**SOURCE PASSAGE:**
*-*-*

Think Big Oil, and the likes of Exxon Mobil (XOM), Chevron (CVX), and BP (BP) usually spring to mind. Yet Asian companies such as PetroChina (PTR), India's Oil & Natural Gas, and PTT of Thailand may well break into the global energy aristocracy in the future.
True, all three are enjoying windfall profits thanks to $60-to-$70-plus oil prices over the past year. Yet their real edge is that they operate in some of the fastest-growing economies on the planet—and in a region with a ravenous appetite for oil and natural gas.
These Asia energy champs have impressed global investors with their forward thinking. They are using their cash hoards to buy or explore for new oil and gas assets at home and in far-flung locales ranging from Oman to Venezuela.

*-*-*

**GIVEN RECORDS:**
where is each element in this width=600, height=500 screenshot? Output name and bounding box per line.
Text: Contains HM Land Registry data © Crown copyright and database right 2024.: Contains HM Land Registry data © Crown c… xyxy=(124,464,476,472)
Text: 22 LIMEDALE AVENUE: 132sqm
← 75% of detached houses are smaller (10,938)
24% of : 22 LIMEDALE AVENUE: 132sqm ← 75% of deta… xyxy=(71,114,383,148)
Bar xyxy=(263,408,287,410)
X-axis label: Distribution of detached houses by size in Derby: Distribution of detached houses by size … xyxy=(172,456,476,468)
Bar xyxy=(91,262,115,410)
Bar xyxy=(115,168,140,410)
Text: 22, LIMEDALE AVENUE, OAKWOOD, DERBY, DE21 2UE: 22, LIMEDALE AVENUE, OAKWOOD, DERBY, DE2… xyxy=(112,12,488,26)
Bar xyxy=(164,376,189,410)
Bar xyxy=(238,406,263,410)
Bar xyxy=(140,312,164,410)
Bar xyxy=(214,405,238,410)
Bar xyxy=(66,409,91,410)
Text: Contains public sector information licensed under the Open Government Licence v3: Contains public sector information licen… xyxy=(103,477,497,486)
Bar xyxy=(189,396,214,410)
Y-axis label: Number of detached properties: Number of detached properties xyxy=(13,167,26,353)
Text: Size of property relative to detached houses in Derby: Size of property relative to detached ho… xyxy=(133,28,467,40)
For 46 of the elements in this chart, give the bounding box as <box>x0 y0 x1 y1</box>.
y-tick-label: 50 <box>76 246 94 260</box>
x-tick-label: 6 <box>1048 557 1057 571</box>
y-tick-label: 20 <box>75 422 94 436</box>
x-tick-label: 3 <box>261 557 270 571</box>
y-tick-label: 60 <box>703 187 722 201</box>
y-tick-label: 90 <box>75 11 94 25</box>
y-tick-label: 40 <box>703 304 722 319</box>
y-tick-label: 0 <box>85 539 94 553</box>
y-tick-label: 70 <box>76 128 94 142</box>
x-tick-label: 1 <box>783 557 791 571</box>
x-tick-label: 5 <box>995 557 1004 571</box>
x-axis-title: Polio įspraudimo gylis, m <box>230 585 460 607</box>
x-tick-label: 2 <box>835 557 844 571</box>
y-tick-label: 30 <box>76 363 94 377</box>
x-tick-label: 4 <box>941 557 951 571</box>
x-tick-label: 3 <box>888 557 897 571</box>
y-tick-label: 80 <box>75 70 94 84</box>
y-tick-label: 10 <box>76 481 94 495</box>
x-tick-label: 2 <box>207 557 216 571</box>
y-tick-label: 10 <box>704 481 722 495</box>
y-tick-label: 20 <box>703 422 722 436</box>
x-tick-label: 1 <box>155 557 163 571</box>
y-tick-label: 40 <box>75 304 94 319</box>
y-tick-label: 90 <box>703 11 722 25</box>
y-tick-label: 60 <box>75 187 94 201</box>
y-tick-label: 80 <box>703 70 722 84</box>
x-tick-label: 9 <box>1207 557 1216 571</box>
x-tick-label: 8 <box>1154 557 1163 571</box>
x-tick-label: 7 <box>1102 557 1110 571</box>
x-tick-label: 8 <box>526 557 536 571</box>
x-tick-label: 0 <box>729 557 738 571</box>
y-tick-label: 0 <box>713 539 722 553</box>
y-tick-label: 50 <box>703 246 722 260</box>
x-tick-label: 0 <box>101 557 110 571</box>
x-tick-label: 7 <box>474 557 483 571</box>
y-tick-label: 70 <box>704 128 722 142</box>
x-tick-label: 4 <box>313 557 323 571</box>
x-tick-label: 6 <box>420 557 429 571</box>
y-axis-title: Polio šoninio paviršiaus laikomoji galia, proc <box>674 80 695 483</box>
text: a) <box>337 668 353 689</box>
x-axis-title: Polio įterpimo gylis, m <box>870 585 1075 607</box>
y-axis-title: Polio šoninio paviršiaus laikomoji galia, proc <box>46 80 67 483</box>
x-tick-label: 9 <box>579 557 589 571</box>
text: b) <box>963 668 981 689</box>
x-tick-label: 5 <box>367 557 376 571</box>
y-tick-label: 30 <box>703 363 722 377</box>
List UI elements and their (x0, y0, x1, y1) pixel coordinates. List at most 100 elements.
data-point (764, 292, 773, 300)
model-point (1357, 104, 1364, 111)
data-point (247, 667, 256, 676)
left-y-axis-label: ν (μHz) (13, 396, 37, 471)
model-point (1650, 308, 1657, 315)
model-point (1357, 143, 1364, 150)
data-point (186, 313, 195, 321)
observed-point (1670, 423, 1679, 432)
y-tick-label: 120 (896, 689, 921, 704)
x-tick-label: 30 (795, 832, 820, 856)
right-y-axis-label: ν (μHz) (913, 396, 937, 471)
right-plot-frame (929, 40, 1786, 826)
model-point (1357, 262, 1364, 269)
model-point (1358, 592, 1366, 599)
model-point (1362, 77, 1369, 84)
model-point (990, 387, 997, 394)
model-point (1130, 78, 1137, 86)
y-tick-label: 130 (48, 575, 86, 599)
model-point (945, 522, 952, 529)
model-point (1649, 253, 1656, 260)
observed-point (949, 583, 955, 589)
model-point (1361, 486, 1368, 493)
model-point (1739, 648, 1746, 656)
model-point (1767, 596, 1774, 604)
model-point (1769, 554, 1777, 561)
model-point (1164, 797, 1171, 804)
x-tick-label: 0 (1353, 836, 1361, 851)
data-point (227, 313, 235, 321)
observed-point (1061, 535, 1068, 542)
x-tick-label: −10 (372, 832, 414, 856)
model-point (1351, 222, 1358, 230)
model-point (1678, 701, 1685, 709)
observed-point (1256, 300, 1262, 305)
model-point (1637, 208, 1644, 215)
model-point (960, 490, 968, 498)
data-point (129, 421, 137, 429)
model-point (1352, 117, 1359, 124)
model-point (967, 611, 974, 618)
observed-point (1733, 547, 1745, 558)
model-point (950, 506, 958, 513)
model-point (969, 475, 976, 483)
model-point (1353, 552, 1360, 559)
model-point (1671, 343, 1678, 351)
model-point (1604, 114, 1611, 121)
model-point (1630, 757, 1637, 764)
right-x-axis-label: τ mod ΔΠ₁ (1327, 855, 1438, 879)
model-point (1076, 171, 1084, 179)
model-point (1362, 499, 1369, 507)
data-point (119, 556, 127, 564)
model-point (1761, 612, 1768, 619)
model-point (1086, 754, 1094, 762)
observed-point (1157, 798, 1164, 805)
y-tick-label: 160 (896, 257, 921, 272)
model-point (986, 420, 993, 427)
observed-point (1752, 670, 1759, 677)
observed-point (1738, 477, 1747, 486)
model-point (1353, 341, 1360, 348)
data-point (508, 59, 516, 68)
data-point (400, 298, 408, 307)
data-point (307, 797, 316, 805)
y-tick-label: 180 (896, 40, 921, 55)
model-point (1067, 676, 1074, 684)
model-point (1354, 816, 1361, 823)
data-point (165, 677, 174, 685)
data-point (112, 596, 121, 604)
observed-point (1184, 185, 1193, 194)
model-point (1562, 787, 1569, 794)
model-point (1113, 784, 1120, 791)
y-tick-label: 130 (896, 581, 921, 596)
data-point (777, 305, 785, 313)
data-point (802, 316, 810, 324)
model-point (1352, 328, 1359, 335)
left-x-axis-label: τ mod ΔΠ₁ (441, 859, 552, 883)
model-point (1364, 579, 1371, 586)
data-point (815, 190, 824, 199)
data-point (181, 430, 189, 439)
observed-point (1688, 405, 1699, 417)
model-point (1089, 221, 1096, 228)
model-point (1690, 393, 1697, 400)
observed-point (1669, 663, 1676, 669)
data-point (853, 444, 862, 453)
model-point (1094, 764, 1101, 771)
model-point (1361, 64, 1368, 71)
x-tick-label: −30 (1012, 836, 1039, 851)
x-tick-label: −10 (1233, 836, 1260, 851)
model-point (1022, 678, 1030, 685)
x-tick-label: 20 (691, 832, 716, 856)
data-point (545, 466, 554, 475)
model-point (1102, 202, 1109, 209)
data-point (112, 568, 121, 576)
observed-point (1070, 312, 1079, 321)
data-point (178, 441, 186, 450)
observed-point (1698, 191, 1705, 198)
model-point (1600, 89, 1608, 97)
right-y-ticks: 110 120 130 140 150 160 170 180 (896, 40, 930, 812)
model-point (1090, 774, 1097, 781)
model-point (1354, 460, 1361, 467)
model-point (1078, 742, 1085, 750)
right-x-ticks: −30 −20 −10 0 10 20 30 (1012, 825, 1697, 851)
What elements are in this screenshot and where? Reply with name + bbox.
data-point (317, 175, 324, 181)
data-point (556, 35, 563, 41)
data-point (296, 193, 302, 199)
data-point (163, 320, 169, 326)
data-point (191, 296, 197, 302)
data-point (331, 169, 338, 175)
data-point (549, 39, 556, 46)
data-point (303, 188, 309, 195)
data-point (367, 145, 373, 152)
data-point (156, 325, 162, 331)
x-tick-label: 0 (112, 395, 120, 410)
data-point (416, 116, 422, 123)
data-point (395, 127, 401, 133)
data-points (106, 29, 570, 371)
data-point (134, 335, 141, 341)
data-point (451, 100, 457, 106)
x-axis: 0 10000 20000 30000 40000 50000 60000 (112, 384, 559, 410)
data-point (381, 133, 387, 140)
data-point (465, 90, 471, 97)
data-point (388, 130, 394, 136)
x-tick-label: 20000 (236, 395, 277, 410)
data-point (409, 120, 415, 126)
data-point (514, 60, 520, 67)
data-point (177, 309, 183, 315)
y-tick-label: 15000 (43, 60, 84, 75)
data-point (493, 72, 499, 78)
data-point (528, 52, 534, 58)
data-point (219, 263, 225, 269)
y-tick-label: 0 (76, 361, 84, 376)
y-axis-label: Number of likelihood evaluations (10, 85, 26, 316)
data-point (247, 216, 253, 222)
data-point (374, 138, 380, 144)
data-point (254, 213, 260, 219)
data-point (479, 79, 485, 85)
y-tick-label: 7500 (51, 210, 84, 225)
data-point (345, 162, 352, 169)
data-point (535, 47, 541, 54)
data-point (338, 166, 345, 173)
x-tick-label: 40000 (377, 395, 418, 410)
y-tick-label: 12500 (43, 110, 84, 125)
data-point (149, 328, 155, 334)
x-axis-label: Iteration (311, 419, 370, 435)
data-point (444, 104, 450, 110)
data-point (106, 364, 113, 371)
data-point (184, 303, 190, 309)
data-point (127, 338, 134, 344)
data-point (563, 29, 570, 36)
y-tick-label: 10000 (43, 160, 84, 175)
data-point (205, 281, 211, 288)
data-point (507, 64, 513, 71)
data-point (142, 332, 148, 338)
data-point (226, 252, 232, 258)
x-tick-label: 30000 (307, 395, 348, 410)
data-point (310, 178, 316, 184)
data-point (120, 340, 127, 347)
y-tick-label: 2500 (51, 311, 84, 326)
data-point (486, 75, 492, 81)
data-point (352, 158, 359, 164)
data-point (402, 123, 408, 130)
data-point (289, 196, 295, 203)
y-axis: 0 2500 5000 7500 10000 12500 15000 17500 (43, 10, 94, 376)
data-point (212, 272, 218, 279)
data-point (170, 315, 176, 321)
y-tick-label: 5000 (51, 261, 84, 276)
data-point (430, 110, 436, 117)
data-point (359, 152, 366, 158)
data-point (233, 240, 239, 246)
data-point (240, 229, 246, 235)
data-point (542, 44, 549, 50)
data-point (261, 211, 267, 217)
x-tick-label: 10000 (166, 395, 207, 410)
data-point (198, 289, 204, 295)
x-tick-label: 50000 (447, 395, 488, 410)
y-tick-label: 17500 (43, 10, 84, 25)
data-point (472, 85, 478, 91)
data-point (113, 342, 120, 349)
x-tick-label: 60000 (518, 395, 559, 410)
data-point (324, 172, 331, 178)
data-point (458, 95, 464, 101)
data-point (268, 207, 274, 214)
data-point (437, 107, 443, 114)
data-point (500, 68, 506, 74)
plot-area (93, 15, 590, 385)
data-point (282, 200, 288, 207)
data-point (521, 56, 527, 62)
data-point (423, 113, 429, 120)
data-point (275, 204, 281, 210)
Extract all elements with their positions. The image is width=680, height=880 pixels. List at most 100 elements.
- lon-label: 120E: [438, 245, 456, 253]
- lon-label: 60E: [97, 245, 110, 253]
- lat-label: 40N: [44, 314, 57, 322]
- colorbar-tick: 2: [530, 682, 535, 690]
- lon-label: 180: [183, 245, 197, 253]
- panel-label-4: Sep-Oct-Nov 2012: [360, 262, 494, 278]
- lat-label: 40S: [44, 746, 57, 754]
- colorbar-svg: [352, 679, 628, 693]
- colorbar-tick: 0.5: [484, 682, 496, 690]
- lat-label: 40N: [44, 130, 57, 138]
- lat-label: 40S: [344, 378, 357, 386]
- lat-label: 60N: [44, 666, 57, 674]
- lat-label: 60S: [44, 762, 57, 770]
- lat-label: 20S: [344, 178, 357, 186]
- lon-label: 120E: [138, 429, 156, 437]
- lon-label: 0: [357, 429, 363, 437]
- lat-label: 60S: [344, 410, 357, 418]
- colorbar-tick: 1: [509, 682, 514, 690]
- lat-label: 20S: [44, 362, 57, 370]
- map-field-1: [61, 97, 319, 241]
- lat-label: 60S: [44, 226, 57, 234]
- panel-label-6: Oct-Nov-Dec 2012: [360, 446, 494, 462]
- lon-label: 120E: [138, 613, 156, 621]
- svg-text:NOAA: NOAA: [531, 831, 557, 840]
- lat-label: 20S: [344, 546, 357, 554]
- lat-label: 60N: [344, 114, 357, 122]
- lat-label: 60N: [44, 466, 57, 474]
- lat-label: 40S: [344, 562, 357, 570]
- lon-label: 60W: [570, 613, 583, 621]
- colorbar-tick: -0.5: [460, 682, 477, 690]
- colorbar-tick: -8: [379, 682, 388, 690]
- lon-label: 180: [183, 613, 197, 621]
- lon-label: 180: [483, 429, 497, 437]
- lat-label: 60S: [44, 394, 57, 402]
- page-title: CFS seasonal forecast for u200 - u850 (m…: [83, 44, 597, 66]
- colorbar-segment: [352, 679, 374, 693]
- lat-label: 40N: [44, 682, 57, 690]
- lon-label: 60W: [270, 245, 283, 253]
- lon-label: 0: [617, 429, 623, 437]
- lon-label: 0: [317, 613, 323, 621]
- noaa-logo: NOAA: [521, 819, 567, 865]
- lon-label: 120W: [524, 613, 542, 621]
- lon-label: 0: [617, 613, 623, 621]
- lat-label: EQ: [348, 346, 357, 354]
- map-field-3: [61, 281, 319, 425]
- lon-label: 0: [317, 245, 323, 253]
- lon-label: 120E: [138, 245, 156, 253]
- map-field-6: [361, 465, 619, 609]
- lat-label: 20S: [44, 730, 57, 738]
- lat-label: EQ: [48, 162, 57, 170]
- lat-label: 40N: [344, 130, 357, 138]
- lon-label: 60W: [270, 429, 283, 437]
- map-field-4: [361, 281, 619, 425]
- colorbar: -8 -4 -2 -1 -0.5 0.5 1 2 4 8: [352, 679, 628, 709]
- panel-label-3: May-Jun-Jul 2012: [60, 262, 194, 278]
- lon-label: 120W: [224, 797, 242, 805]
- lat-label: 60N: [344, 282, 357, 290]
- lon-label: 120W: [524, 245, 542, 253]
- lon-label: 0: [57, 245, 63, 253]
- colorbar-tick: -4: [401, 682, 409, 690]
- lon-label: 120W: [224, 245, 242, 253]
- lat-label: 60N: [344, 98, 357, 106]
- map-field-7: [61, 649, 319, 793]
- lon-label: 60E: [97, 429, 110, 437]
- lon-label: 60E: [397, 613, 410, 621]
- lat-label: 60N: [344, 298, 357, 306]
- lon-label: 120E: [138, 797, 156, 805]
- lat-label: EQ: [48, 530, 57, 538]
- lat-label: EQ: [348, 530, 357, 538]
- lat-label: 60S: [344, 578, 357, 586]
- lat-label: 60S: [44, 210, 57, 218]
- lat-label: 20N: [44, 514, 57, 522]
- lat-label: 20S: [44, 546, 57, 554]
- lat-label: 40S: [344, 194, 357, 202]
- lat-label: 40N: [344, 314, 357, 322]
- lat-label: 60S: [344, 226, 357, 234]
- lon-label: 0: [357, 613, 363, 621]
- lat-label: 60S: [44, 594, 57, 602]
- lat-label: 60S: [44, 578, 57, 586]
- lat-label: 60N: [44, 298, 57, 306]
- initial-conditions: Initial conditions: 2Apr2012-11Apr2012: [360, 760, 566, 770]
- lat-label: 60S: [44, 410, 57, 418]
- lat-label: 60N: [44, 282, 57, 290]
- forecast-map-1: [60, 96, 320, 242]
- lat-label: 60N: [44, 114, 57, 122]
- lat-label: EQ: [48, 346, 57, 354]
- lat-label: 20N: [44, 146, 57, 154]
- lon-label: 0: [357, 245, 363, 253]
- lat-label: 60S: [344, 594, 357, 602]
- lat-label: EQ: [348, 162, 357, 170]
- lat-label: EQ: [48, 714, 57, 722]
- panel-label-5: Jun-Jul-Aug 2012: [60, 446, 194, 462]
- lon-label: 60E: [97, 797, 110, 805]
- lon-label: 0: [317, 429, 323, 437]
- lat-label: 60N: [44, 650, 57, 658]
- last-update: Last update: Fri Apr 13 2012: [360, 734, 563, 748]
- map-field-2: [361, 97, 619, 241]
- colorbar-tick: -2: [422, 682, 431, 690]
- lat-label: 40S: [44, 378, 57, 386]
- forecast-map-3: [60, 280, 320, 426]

*-*-*

**WHAT TO DO:** Reproduce the passage on Asian oil companies word for word, starting at "These Asia energy" and ending at "Oman to Venezuela.".

**REPLY TO THE TASK:**
These Asia energy champs have impressed global investors with their forward thinking. They are using their cash hoards to buy or explore for new oil and gas assets at home and in far-flung locales ranging from Oman to Venezuela.